Set down the material below word for word, excluding the pictures.

======

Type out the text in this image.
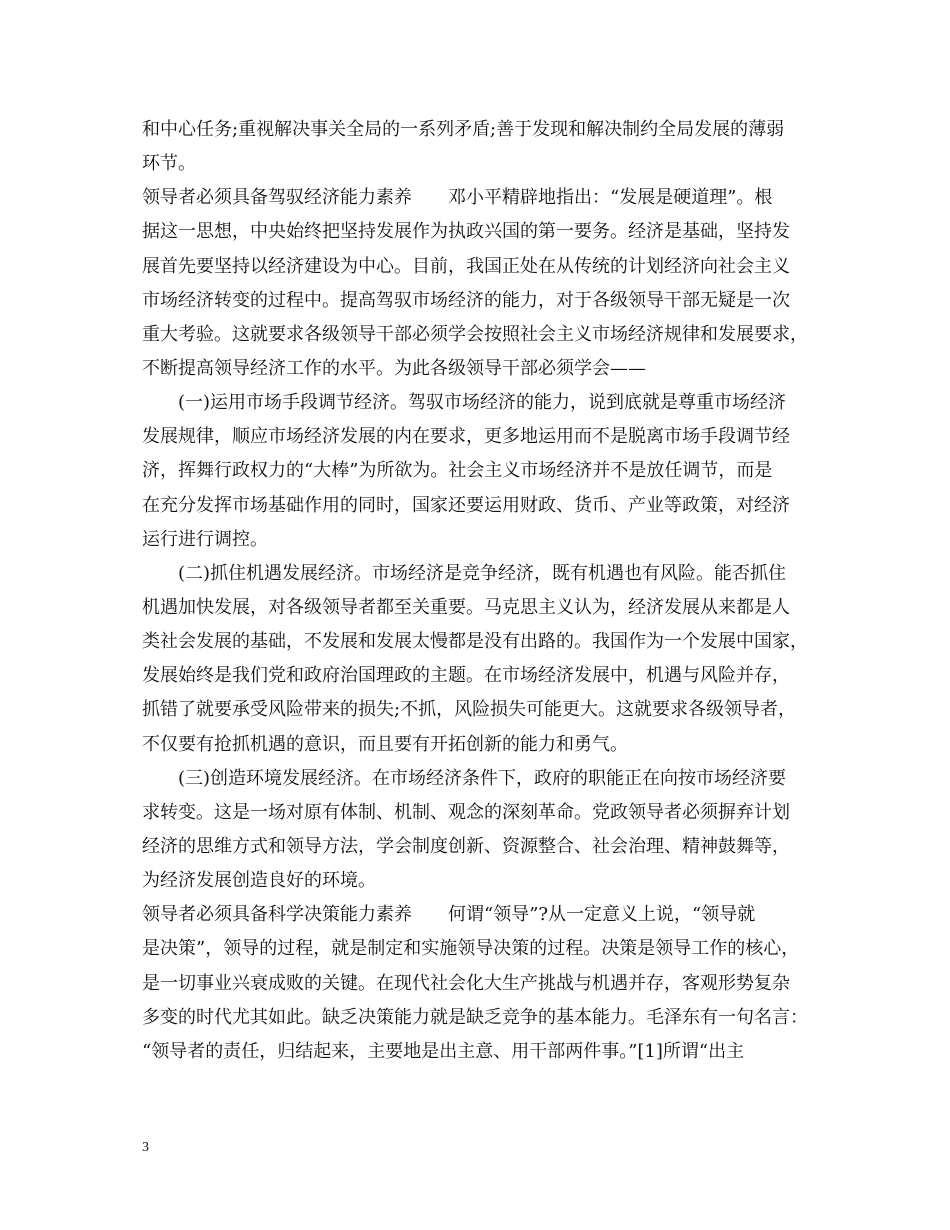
和中心任务;重视解决事关全局的一系列矛盾;善于发现和解决制约全局发展的薄弱
环节。
领导者必须具备驾驭经济能力素养　　邓小平精辟地指出：“发展是硬道理”。根
据这一思想，中央始终把坚持发展作为执政兴国的第一要务。经济是基础，坚持发
展首先要坚持以经济建设为中心。目前，我国正处在从传统的计划经济向社会主义
市场经济转变的过程中。提高驾驭市场经济的能力，对于各级领导干部无疑是一次
重大考验。这就要求各级领导干部必须学会按照社会主义市场经济规律和发展要求，
不断提高领导经济工作的水平。为此各级领导干部必须学会——
　　(一)运用市场手段调节经济。驾驭市场经济的能力，说到底就是尊重市场经济
发展规律，顺应市场经济发展的内在要求，更多地运用而不是脱离市场手段调节经
济，挥舞行政权力的“大棒”为所欲为。社会主义市场经济并不是放任调节，而是
在充分发挥市场基础作用的同时，国家还要运用财政、货币、产业等政策，对经济
运行进行调控。
　　(二)抓住机遇发展经济。市场经济是竞争经济，既有机遇也有风险。能否抓住
机遇加快发展，对各级领导者都至关重要。马克思主义认为，经济发展从来都是人
类社会发展的基础，不发展和发展太慢都是没有出路的。我国作为一个发展中国家，
发展始终是我们党和政府治国理政的主题。在市场经济发展中，机遇与风险并存，
抓错了就要承受风险带来的损失;不抓，风险损失可能更大。这就要求各级领导者，
不仅要有抢抓机遇的意识，而且要有开拓创新的能力和勇气。
　　(三)创造环境发展经济。在市场经济条件下，政府的职能正在向按市场经济要
求转变。这是一场对原有体制、机制、观念的深刻革命。党政领导者必须摒弃计划
经济的思维方式和领导方法，学会制度创新、资源整合、社会治理、精神鼓舞等，
为经济发展创造良好的环境。
领导者必须具备科学决策能力素养　　何谓“领导”?从一定意义上说，“领导就
是决策”，领导的过程，就是制定和实施领导决策的过程。决策是领导工作的核心，
是一切事业兴衰成败的关键。在现代社会化大生产挑战与机遇并存，客观形势复杂
多变的时代尤其如此。缺乏决策能力就是缺乏竞争的基本能力。毛泽东有一句名言：
“领导者的责任，归结起来，主要地是出主意、用干部两件事。”[1]所谓“出主
3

======

Solution to this problem —
Type out the text in this image.
和中心任务;重视解决事关全局的一系列矛盾;善于发现和解决制约全局发展的薄弱
环节。
领导者必须具备驾驭经济能力素养　　邓小平精辟地指出：“发展是硬道理”。根
据这一思想，中央始终把坚持发展作为执政兴国的第一要务。经济是基础，坚持发
展首先要坚持以经济建设为中心。目前，我国正处在从传统的计划经济向社会主义
市场经济转变的过程中。提高驾驭市场经济的能力，对于各级领导干部无疑是一次
重大考验。这就要求各级领导干部必须学会按照社会主义市场经济规律和发展要求，
不断提高领导经济工作的水平。为此各级领导干部必须学会——
　　(一)运用市场手段调节经济。驾驭市场经济的能力，说到底就是尊重市场经济
发展规律，顺应市场经济发展的内在要求，更多地运用而不是脱离市场手段调节经
济，挥舞行政权力的“大棒”为所欲为。社会主义市场经济并不是放任调节，而是
在充分发挥市场基础作用的同时，国家还要运用财政、货币、产业等政策，对经济
运行进行调控。
　　(二)抓住机遇发展经济。市场经济是竞争经济，既有机遇也有风险。能否抓住
机遇加快发展，对各级领导者都至关重要。马克思主义认为，经济发展从来都是人
类社会发展的基础，不发展和发展太慢都是没有出路的。我国作为一个发展中国家，
发展始终是我们党和政府治国理政的主题。在市场经济发展中，机遇与风险并存，
抓错了就要承受风险带来的损失;不抓，风险损失可能更大。这就要求各级领导者，
不仅要有抢抓机遇的意识，而且要有开拓创新的能力和勇气。
　　(三)创造环境发展经济。在市场经济条件下，政府的职能正在向按市场经济要
求转变。这是一场对原有体制、机制、观念的深刻革命。党政领导者必须摒弃计划
经济的思维方式和领导方法，学会制度创新、资源整合、社会治理、精神鼓舞等，
为经济发展创造良好的环境。
领导者必须具备科学决策能力素养　　何谓“领导”?从一定意义上说，“领导就
是决策”，领导的过程，就是制定和实施领导决策的过程。决策是领导工作的核心，
是一切事业兴衰成败的关键。在现代社会化大生产挑战与机遇并存，客观形势复杂
多变的时代尤其如此。缺乏决策能力就是缺乏竞争的基本能力。毛泽东有一句名言：
“领导者的责任，归结起来，主要地是出主意、用干部两件事。”[1]所谓“出主
3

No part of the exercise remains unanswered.